**What needs to be done**
Copy every line of the data that contains the string "metallic".

**Source material**
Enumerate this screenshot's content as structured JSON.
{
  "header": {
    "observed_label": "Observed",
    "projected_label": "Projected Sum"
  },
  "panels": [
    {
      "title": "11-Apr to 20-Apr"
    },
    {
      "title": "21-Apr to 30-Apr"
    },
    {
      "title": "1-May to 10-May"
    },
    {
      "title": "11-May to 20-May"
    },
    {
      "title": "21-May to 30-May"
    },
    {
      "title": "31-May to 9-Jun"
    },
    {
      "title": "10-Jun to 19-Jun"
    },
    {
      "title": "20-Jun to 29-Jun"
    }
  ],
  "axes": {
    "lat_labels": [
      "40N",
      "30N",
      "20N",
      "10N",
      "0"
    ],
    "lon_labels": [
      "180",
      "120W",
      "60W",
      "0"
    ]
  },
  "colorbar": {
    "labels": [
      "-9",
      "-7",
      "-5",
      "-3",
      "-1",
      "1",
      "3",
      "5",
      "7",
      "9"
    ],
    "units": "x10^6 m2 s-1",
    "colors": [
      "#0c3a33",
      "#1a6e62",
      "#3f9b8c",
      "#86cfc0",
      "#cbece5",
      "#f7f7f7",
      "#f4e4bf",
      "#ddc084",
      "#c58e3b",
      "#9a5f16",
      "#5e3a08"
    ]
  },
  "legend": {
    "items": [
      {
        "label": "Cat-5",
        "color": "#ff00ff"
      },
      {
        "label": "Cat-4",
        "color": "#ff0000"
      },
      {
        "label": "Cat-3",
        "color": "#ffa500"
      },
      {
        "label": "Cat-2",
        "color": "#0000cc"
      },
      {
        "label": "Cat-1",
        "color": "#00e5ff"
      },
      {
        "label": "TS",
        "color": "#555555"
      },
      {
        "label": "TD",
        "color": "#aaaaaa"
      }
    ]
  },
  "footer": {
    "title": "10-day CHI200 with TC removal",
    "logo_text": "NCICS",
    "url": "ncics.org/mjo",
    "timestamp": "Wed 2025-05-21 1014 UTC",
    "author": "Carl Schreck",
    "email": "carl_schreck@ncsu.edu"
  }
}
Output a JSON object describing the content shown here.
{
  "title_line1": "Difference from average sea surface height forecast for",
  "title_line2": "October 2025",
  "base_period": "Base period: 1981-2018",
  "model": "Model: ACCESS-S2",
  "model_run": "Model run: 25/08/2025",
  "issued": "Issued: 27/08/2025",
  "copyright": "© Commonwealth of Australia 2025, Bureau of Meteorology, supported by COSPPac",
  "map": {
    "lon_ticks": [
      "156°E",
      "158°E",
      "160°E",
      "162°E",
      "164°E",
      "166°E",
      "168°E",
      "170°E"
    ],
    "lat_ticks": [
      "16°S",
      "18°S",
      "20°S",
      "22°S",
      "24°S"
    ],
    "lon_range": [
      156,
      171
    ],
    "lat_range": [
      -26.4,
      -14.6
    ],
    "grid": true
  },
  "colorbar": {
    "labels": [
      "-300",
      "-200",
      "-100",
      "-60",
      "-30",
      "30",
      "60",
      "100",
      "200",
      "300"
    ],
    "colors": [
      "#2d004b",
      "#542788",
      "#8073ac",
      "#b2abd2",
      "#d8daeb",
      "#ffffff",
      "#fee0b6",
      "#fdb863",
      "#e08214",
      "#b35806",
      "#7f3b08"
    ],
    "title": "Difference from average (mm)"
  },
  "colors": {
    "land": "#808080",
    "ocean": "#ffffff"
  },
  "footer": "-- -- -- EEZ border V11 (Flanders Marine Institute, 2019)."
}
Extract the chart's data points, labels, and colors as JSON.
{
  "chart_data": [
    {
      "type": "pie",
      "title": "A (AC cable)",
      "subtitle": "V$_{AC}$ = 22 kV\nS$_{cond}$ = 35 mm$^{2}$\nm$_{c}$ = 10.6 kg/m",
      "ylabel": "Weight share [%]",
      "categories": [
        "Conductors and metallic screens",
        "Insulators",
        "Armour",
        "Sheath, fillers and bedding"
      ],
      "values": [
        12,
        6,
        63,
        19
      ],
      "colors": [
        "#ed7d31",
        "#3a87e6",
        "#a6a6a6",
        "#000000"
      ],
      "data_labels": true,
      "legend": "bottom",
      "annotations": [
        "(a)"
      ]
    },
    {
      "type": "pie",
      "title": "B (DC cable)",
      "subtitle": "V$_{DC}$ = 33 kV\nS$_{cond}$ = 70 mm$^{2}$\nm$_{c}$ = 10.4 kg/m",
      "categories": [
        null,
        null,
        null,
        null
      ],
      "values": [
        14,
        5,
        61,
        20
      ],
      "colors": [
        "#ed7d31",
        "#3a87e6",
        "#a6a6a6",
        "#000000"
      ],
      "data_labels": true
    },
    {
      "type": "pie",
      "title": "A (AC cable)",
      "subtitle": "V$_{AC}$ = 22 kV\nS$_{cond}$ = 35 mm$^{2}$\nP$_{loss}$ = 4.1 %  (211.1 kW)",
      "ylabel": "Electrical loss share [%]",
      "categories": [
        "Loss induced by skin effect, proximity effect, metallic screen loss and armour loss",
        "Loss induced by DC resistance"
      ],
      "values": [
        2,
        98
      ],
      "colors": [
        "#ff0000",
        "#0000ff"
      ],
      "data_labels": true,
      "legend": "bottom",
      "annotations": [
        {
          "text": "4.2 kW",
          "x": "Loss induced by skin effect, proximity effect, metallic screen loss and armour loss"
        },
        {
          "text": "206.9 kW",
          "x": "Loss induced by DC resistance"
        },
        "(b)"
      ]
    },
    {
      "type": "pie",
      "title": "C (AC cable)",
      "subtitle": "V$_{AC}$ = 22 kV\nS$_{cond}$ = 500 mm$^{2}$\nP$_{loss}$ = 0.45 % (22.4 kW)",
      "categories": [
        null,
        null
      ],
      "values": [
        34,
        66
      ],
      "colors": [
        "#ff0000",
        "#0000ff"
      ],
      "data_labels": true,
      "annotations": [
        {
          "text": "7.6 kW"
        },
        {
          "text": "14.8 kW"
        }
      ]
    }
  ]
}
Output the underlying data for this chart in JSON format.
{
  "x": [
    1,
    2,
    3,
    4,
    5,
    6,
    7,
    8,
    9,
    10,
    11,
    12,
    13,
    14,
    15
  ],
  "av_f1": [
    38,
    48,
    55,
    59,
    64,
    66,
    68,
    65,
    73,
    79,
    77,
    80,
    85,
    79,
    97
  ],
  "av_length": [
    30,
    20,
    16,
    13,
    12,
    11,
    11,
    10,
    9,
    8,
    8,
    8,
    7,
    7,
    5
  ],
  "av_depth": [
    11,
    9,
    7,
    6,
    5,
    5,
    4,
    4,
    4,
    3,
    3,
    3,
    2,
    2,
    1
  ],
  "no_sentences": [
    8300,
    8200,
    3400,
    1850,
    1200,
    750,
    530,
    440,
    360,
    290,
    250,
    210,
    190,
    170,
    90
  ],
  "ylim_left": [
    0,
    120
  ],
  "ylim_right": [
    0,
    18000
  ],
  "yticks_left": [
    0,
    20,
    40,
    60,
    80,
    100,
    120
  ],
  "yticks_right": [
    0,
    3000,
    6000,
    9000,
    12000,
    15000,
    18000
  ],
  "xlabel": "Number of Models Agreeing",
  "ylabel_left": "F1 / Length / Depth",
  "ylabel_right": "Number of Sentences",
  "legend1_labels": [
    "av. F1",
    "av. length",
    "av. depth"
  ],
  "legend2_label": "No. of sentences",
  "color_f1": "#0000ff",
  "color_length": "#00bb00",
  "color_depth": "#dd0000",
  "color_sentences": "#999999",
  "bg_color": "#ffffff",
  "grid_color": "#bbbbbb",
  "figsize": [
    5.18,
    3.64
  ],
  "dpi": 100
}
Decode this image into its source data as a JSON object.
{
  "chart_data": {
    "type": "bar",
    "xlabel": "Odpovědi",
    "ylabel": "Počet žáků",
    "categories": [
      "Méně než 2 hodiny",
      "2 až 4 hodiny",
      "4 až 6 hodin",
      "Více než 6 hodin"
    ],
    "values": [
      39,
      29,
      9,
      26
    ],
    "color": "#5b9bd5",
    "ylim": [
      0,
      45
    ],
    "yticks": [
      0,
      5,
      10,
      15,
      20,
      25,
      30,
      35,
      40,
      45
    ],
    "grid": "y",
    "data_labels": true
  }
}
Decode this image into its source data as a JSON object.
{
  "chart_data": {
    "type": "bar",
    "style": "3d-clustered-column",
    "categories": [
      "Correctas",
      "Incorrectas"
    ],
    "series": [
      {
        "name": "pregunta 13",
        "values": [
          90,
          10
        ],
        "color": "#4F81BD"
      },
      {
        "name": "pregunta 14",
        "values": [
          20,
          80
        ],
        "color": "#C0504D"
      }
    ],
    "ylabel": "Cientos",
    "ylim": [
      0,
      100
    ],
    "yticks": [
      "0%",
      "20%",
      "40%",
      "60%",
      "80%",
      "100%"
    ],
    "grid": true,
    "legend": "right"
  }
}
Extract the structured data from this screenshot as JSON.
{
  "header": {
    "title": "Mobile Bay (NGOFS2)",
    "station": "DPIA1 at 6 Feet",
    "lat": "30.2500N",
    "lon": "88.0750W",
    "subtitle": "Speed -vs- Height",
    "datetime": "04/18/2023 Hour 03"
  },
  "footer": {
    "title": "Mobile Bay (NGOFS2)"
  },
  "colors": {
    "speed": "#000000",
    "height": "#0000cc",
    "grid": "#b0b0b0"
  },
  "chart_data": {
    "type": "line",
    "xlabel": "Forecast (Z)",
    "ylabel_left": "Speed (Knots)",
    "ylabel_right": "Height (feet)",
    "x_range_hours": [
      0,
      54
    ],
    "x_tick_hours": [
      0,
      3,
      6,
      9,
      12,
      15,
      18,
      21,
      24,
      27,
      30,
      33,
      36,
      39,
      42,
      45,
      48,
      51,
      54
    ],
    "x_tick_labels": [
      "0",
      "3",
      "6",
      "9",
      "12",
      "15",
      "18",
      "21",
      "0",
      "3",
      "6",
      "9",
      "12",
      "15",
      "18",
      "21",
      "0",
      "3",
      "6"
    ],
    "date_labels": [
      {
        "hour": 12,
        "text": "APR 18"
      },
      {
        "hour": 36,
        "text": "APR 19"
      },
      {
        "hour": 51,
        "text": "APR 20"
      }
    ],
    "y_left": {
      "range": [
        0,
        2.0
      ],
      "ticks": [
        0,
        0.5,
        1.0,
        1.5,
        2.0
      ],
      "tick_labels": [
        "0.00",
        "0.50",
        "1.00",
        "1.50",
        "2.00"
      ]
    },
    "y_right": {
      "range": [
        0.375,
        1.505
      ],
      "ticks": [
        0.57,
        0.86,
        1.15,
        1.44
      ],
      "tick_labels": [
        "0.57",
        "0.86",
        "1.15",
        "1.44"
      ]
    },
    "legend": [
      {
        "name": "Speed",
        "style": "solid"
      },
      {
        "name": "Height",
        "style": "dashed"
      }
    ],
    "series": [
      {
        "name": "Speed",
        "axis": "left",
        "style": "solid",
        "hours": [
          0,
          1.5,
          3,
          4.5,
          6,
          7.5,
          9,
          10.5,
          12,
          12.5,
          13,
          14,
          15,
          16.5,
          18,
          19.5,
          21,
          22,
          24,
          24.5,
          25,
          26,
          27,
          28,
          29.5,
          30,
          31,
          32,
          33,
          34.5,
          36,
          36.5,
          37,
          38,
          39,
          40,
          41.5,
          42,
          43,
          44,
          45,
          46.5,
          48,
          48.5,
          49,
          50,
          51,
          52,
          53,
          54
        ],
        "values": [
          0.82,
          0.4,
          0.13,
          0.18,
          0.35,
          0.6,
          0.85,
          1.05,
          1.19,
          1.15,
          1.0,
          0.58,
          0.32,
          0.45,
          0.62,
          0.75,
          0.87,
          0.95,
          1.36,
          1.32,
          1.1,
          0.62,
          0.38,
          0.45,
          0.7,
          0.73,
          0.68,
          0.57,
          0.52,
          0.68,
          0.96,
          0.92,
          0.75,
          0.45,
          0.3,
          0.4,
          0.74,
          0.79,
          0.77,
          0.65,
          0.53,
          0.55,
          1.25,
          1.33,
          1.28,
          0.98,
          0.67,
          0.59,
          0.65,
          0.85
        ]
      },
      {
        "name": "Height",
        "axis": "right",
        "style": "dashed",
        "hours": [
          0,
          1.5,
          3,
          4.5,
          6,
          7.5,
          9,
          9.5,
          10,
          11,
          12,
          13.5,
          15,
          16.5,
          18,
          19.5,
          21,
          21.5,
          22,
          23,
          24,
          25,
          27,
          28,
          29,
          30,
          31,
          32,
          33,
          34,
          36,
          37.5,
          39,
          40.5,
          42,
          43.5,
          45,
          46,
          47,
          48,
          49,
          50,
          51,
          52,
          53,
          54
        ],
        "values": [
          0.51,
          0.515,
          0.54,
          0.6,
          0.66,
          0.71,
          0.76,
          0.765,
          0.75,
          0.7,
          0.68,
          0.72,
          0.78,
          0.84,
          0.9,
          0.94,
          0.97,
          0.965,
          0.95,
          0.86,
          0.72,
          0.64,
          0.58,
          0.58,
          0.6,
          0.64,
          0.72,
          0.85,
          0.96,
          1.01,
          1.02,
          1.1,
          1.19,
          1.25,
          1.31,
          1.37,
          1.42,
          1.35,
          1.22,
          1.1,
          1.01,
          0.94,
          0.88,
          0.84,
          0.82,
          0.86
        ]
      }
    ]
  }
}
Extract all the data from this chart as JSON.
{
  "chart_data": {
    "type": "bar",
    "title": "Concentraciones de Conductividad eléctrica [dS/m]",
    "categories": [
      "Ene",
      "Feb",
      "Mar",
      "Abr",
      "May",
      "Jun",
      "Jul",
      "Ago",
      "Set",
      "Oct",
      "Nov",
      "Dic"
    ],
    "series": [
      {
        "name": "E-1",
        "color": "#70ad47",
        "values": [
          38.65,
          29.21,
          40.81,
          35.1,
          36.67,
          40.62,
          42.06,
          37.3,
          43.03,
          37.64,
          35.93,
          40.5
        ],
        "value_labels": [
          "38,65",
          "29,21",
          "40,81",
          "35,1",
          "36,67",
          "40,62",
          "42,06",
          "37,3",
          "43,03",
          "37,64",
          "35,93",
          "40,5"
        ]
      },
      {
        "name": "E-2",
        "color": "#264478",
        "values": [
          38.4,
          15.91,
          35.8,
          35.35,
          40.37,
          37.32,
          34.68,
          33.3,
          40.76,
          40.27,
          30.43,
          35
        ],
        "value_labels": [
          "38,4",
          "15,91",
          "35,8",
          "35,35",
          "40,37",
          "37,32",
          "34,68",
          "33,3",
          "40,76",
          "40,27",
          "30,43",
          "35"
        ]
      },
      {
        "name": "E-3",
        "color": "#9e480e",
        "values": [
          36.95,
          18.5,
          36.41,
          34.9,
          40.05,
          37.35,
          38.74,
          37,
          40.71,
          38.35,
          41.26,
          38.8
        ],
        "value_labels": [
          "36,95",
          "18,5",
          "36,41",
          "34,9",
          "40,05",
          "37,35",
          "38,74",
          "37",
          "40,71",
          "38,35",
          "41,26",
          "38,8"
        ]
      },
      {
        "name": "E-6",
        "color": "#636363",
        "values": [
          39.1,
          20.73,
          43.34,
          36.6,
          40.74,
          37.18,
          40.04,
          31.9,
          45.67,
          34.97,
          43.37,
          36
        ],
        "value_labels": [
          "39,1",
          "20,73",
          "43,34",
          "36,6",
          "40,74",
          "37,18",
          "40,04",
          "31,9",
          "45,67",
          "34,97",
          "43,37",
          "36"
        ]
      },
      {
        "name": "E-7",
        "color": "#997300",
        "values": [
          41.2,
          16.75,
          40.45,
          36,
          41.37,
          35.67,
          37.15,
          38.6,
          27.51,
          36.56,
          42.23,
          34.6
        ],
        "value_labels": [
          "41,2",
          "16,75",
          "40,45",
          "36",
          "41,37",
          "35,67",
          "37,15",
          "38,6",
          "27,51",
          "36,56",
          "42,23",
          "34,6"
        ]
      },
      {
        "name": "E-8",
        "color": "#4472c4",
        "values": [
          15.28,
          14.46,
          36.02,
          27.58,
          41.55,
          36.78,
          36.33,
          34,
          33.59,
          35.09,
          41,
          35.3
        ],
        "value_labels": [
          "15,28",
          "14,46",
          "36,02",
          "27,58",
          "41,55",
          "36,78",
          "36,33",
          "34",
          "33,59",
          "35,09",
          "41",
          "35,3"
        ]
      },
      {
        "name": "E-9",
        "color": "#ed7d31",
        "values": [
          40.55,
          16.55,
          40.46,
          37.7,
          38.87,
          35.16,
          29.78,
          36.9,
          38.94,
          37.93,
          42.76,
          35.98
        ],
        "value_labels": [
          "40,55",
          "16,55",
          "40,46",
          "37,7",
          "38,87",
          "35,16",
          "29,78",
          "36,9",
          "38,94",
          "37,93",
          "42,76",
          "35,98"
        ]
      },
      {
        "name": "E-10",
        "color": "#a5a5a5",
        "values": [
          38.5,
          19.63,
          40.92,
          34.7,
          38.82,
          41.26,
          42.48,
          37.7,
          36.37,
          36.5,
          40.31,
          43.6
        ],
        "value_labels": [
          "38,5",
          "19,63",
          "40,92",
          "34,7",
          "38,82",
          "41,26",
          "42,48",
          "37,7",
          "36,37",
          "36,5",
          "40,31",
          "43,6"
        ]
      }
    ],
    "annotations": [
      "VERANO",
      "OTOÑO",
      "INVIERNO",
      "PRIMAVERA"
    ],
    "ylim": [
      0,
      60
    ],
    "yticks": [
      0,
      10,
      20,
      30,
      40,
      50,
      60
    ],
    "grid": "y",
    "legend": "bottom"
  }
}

**Problem solution**
        "Conductors and metallic screens",
        "Loss induced by skin effect, proximity effect, metallic screen loss and armour loss",
          "x": "Loss induced by skin effect, proximity effect, metallic screen loss and armour loss"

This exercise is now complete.